Material:
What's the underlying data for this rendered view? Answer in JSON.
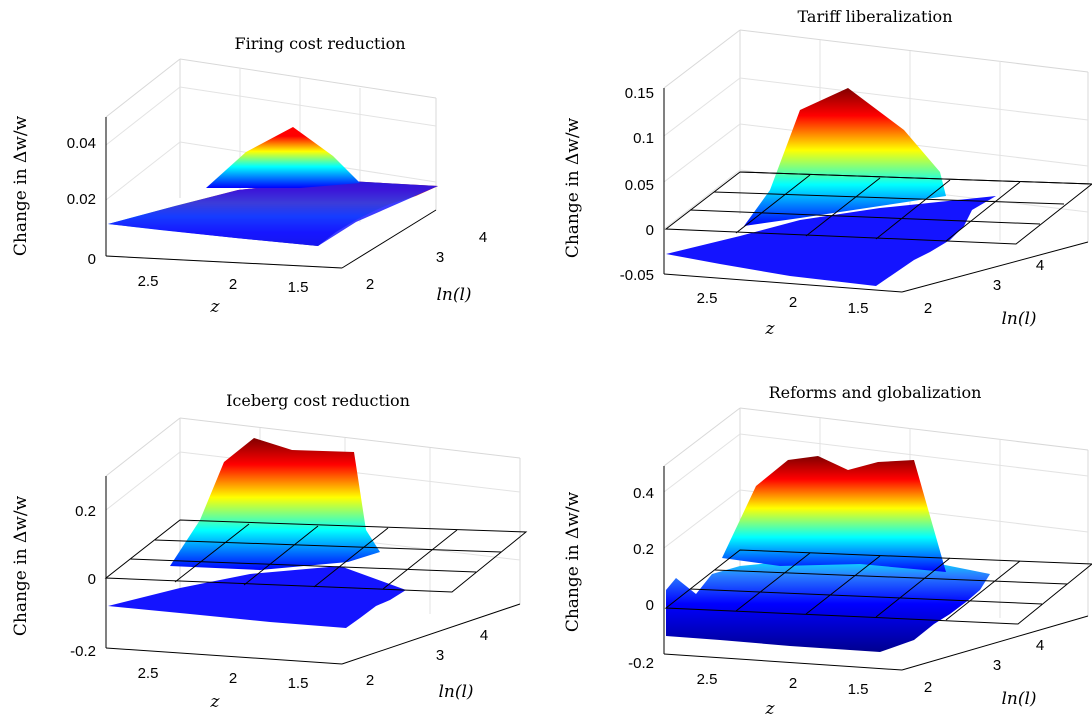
{
  "colormap": [
    "#00008f",
    "#0000ff",
    "#00ffff",
    "#ffff00",
    "#ff0000",
    "#800000"
  ],
  "chart_data": [
    {
      "type": "surface",
      "title": "Firing cost reduction",
      "zlabel": "Change in Δw/w",
      "xlabel": "z",
      "ylabel": "ln(l)",
      "xlim": [
        1.3,
        2.8
      ],
      "ylim": [
        2,
        4.6
      ],
      "zlim": [
        0,
        0.05
      ],
      "xticks": [
        "2.5",
        "2",
        "1.5"
      ],
      "yticks": [
        "2",
        "3",
        "4"
      ],
      "zticks": [
        "0",
        "0.02",
        "0.04"
      ],
      "zero_plane": false,
      "surface_peak": 0.045,
      "surface_floor": 0.008
    },
    {
      "type": "surface",
      "title": "Tariff liberalization",
      "zlabel": "Change in Δw/w",
      "xlabel": "z",
      "ylabel": "ln(l)",
      "xlim": [
        1.3,
        2.8
      ],
      "ylim": [
        2,
        4.6
      ],
      "zlim": [
        -0.05,
        0.15
      ],
      "xticks": [
        "2.5",
        "2",
        "1.5"
      ],
      "yticks": [
        "2",
        "3",
        "4"
      ],
      "zticks": [
        "-0.05",
        "0",
        "0.05",
        "0.1",
        "0.15"
      ],
      "zero_plane": true,
      "surface_peak": 0.155,
      "surface_floor": -0.03
    },
    {
      "type": "surface",
      "title": "Iceberg cost reduction",
      "zlabel": "Change in Δw/w",
      "xlabel": "z",
      "ylabel": "ln(l)",
      "xlim": [
        1.3,
        2.8
      ],
      "ylim": [
        2,
        4.6
      ],
      "zlim": [
        -0.2,
        0.3
      ],
      "xticks": [
        "2.5",
        "2",
        "1.5"
      ],
      "yticks": [
        "2",
        "3",
        "4"
      ],
      "zticks": [
        "-0.2",
        "0",
        "0.2"
      ],
      "zero_plane": true,
      "surface_peak": 0.3,
      "surface_floor": -0.09
    },
    {
      "type": "surface",
      "title": "Reforms and globalization",
      "zlabel": "Change in Δw/w",
      "xlabel": "z",
      "ylabel": "ln(l)",
      "xlim": [
        1.3,
        2.8
      ],
      "ylim": [
        2,
        4.6
      ],
      "zlim": [
        -0.2,
        0.5
      ],
      "xticks": [
        "2.5",
        "2",
        "1.5"
      ],
      "yticks": [
        "2",
        "3",
        "4"
      ],
      "zticks": [
        "-0.2",
        "0",
        "0.2",
        "0.4"
      ],
      "zero_plane": true,
      "surface_peak": 0.5,
      "surface_floor": -0.13
    }
  ]
}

Stated problem: Using the listing, copy every line where the word "reduction" shows up.

Response to the exercise:
      "title": "Firing cost reduction",
      "title": "Iceberg cost reduction",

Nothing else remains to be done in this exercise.